**WHAT TO DO:** Omit the images. Copy each entry word for word.

**INFORMATION SUPPLIED:**
·····
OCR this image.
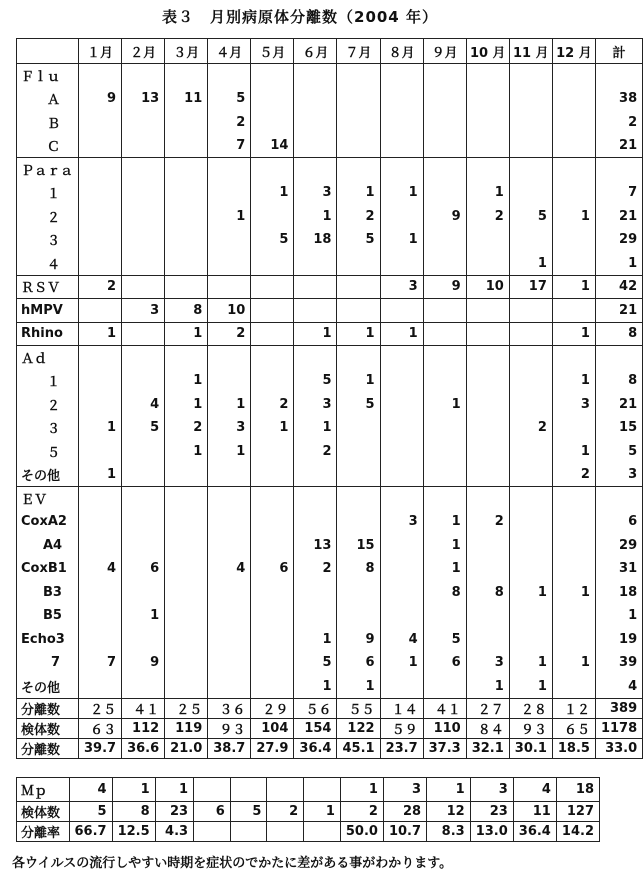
表３　月別病原体分離数（2004 年）
	１月	２月	３月	４月	５月	６月	７月	８月	９月	10 月	11 月	12 月	計
Ｆｌｕ													
Ａ	9	13	11	5									38
Ｂ				2									2
Ｃ				7	14								21
Ｐａｒａ													
１					1	3	1	1		1			7
２				1		1	2		9	2	5	1	21
３					5	18	5	1					29
４											1		1
ＲＳＶ	2							3	9	10	17	1	42
hMPV		3	8	10									21
Rhino	1		1	2		1	1	1				1	8
Ａｄ													
１			1			5	1					1	8
２		4	1	1	2	3	5		1			3	21
３	1	5	2	3	1	1					2		15
５			1	1		2						1	5
その他	1											2	3
ＥＶ													
CoxA2								3	1	2			6
A4						13	15		1				29
CoxB1	4	6		4	6	2	8		1				31
B3									8	8	1	1	18
B5		1											1
Echo3						1	9	4	5				19
7	7	9				5	6	1	6	3	1	1	39
その他						1	1			1	1		4
分離数	２５	４１	２５	３６	２９	５６	５５	１４	４１	２７	２８	１２	389
検体数	６３	112	119	９３	104	154	122	５９	110	８４	９３	６５	1178
分離数	39.7	36.6	21.0	38.7	27.9	36.4	45.1	23.7	37.3	32.1	30.1	18.5	33.0
Ｍｐ	4	1	1					1	3	1	3	4	18
検体数	5	8	23	6	5	2	1	2	28	12	23	11	127
分離率	66.7	12.5	4.3					50.0	10.7	8.3	13.0	36.4	14.2
各ウイルスの流行しやすい時期を症状のでかたに差がある事がわかります。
·····
**OUTPUT BELOW:**
OCR this image.
表３　月別病原体分離数（2004 年）
	１月	２月	３月	４月	５月	６月	７月	８月	９月	10 月	11 月	12 月	計
Ｆｌｕ													
Ａ	9	13	11	5									38
Ｂ				2									2
Ｃ				7	14								21
Ｐａｒａ													
１					1	3	1	1		1			7
２				1		1	2		9	2	5	1	21
３					5	18	5	1					29
４											1		1
ＲＳＶ	2							3	9	10	17	1	42
hMPV		3	8	10									21
Rhino	1		1	2		1	1	1				1	8
Ａｄ													
１			1			5	1					1	8
２		4	1	1	2	3	5		1			3	21
３	1	5	2	3	1	1					2		15
５			1	1		2						1	5
その他	1											2	3
ＥＶ													
CoxA2								3	1	2			6
A4						13	15		1				29
CoxB1	4	6		4	6	2	8		1				31
B3									8	8	1	1	18
B5		1											1
Echo3						1	9	4	5				19
7	7	9				5	6	1	6	3	1	1	39
その他						1	1			1	1		4
分離数	２５	４１	２５	３６	２９	５６	５５	１４	４１	２７	２８	１２	389
検体数	６３	112	119	９３	104	154	122	５９	110	８４	９３	６５	1178
分離数	39.7	36.6	21.0	38.7	27.9	36.4	45.1	23.7	37.3	32.1	30.1	18.5	33.0
Ｍｐ	4	1	1					1	3	1	3	4	18
検体数	5	8	23	6	5	2	1	2	28	12	23	11	127
分離率	66.7	12.5	4.3					50.0	10.7	8.3	13.0	36.4	14.2
各ウイルスの流行しやすい時期を症状のでかたに差がある事がわかります。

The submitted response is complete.